→ **WHAT IS ASKED**
Report the count of lines containing the word "JSON" in the entries below, and nothing more.

Excerpts from a figure dataset
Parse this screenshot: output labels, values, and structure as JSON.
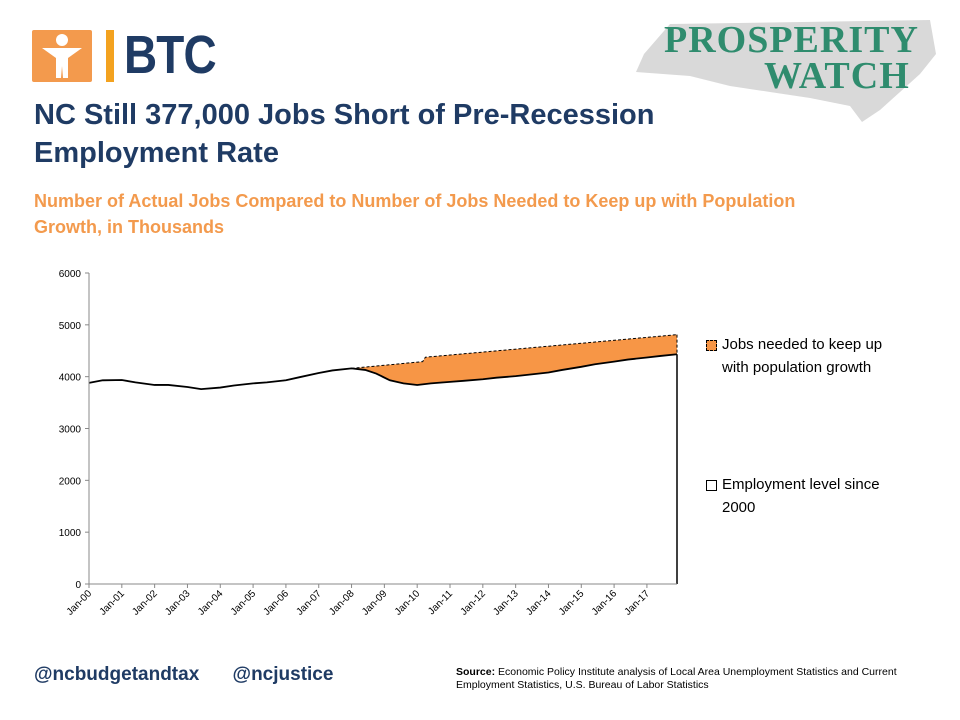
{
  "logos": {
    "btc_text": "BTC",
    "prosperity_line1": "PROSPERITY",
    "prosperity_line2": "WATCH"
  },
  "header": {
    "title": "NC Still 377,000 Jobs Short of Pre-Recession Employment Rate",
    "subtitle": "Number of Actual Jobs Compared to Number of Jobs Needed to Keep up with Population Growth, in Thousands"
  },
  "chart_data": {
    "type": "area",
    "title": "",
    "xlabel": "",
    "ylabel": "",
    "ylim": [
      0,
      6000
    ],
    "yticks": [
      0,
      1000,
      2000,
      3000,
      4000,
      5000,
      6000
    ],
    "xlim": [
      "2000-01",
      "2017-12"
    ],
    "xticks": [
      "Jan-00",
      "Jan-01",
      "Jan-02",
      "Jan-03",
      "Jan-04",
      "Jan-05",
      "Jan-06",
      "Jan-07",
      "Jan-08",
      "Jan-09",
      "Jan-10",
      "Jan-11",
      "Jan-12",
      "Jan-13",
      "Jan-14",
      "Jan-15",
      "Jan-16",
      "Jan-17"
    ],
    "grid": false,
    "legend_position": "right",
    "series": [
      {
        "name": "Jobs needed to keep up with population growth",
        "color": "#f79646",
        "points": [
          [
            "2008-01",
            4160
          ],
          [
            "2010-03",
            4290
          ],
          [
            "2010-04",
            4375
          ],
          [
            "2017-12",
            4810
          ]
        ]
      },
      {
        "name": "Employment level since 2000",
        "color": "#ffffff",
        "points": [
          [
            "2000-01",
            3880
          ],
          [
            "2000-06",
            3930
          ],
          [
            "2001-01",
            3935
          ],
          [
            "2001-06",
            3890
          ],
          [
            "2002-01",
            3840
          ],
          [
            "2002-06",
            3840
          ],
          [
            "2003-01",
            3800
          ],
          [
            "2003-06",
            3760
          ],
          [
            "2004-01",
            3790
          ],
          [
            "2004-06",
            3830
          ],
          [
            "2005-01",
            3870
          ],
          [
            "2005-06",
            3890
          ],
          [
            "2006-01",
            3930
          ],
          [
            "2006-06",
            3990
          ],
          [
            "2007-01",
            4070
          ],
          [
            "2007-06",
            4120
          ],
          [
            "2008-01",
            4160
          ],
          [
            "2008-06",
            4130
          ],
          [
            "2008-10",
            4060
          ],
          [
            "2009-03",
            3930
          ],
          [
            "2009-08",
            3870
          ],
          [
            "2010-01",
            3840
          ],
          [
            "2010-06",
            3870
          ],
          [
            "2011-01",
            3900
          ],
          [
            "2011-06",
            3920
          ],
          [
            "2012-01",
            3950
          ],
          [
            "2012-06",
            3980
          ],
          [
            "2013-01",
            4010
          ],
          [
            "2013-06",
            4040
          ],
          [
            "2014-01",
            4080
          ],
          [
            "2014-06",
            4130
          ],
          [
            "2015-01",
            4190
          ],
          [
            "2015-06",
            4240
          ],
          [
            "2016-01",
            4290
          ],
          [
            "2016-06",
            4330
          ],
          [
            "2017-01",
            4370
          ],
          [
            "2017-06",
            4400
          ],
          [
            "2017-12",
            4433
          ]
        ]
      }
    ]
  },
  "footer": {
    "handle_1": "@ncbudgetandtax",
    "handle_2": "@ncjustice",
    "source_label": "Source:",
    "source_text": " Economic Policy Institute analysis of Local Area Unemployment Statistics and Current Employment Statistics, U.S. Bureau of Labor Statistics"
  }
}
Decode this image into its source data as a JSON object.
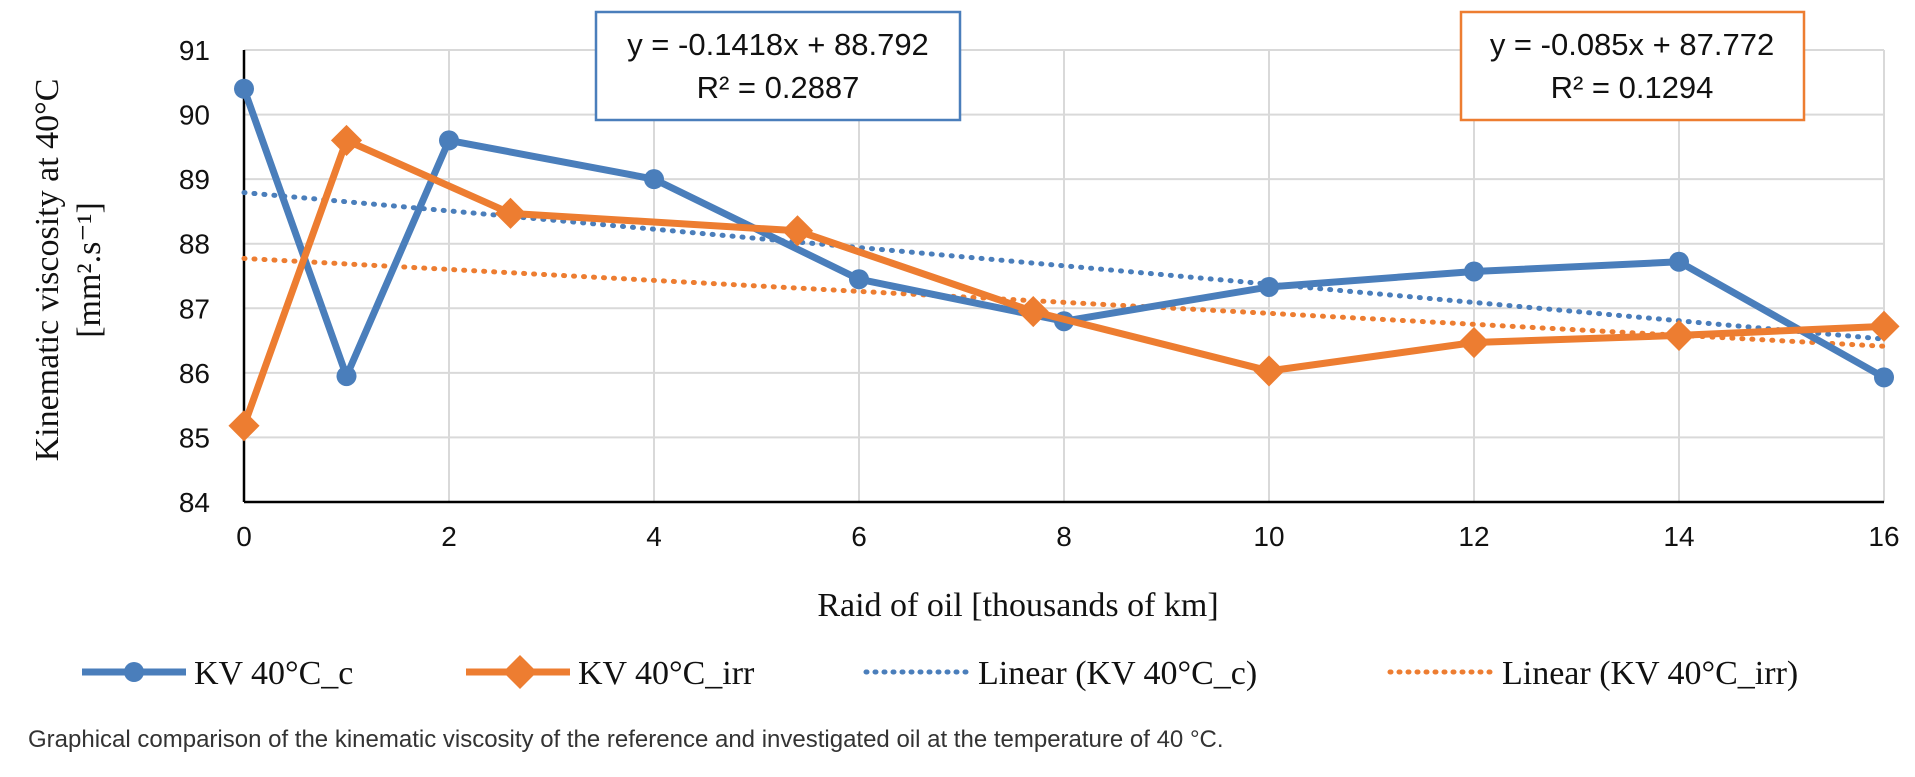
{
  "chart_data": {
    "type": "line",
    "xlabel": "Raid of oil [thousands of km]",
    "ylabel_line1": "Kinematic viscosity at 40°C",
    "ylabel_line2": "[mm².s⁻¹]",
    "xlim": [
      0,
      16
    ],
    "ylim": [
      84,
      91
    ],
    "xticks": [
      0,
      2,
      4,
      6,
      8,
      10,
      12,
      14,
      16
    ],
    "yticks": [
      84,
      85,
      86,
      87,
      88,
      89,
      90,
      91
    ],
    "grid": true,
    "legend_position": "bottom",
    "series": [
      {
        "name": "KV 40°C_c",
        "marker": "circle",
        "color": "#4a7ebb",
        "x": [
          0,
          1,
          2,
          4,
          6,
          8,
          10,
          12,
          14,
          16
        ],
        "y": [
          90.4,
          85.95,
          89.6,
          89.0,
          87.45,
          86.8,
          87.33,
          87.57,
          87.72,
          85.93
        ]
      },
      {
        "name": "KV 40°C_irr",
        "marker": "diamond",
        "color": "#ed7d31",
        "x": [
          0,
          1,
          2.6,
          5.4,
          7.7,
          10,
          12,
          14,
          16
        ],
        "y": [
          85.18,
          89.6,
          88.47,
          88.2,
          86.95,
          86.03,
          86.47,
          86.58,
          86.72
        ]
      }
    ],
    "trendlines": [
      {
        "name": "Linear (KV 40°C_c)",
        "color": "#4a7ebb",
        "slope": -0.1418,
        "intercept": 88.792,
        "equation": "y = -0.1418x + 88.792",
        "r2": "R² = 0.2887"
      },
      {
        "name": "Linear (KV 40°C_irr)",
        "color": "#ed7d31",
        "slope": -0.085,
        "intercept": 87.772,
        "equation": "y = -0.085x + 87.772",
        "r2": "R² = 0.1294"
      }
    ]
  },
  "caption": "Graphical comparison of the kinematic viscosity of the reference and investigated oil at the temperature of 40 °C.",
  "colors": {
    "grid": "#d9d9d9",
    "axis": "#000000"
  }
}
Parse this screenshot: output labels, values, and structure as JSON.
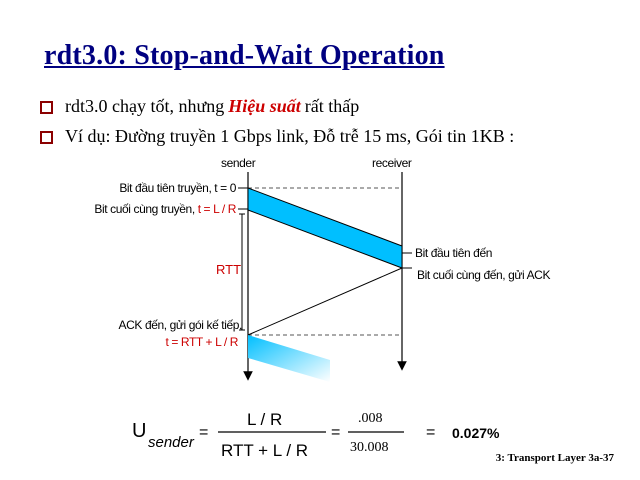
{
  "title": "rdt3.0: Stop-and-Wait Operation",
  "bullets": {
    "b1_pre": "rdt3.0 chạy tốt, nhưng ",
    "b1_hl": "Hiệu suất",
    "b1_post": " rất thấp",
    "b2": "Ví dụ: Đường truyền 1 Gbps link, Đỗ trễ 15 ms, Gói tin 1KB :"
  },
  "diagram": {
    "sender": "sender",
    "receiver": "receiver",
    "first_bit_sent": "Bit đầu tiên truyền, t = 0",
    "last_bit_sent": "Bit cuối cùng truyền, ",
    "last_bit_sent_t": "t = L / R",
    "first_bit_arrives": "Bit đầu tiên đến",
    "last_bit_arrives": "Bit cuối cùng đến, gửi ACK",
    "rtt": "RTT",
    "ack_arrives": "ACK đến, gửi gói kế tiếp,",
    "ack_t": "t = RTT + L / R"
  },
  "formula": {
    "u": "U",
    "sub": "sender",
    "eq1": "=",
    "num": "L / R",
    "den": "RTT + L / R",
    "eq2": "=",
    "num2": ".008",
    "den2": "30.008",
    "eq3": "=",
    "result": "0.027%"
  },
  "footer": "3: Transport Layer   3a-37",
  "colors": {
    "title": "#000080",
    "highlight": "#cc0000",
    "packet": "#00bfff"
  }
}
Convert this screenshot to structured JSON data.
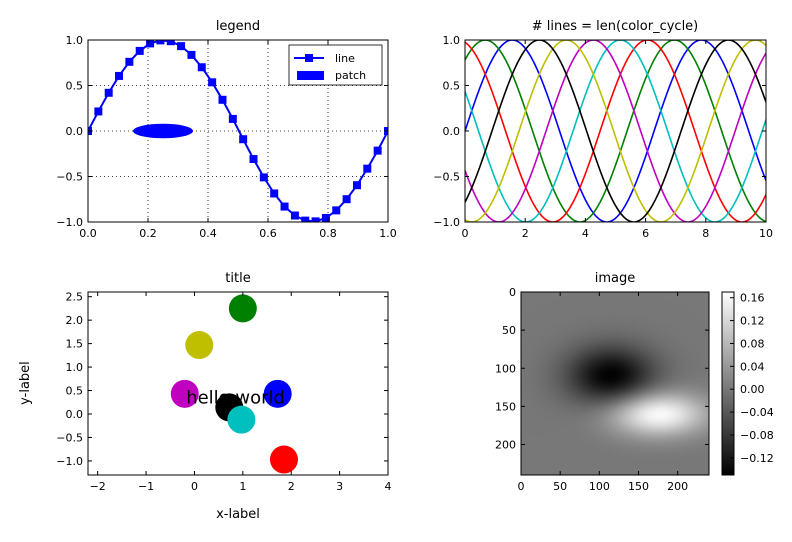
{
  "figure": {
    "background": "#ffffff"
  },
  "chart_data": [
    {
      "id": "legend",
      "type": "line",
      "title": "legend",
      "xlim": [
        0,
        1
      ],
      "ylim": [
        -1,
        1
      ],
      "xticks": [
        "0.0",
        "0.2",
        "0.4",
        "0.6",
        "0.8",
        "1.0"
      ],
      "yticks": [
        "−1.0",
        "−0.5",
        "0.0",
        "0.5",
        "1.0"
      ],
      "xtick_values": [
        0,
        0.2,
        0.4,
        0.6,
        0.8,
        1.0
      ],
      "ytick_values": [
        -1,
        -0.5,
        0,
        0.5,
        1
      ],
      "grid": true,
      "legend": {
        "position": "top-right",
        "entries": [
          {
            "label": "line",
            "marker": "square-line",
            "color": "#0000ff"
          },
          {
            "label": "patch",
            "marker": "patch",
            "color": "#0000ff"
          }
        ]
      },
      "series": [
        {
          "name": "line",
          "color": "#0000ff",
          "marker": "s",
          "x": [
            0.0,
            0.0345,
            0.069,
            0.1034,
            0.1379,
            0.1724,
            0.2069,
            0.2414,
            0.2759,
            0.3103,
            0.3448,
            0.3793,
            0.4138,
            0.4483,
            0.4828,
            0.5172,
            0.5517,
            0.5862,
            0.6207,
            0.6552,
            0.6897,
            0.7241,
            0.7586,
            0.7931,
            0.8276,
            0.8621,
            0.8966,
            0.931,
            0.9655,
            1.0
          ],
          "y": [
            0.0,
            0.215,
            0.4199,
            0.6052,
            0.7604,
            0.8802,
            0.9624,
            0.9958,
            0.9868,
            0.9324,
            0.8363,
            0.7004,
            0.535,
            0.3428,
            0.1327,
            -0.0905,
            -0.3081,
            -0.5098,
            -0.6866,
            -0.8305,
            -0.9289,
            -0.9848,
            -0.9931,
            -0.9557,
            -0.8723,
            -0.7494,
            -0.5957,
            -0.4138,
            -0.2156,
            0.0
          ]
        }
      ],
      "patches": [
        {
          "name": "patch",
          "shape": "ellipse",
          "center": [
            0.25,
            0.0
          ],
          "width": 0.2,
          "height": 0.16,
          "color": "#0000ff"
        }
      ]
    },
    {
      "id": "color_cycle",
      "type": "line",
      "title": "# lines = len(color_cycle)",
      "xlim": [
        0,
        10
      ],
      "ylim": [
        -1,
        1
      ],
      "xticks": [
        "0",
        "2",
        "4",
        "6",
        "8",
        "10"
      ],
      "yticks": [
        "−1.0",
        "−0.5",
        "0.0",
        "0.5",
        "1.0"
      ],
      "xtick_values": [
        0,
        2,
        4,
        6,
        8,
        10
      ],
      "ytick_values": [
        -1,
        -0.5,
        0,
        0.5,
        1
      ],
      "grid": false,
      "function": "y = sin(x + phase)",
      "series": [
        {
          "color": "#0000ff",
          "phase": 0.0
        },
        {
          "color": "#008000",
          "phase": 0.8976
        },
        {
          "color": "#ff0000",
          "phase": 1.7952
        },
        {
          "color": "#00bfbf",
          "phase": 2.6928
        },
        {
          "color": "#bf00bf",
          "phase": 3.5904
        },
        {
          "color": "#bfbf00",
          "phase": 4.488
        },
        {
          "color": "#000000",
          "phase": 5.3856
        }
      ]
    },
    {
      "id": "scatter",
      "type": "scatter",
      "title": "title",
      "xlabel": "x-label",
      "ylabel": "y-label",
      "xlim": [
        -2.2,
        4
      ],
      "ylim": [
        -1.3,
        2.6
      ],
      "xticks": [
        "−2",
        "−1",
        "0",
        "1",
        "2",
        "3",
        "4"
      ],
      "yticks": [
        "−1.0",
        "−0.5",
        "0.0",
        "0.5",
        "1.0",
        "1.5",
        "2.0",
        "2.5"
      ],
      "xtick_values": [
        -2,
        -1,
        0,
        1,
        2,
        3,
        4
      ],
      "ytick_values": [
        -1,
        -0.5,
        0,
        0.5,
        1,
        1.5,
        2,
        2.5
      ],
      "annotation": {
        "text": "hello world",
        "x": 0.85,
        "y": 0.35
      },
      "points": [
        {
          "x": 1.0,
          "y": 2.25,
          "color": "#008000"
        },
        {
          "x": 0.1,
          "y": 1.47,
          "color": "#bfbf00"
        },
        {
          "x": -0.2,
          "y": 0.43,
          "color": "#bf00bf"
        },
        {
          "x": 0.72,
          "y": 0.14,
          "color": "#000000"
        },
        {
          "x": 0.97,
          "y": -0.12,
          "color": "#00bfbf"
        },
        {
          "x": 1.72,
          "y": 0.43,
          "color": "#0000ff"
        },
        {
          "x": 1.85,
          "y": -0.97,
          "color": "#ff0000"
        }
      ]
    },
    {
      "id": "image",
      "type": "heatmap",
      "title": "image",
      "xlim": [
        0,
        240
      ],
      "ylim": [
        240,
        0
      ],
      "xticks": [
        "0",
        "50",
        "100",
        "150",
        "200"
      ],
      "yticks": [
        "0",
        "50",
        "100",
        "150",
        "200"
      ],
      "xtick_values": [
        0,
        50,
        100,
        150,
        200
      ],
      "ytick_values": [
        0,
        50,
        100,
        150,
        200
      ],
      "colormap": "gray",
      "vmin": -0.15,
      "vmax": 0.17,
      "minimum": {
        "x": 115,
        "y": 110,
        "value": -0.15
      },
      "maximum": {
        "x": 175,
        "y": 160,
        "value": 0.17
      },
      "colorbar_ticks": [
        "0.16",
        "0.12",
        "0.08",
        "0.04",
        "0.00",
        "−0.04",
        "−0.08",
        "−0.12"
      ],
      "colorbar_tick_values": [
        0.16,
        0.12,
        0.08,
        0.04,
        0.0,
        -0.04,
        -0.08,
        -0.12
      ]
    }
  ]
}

→ **WORKED SOLUTION**
4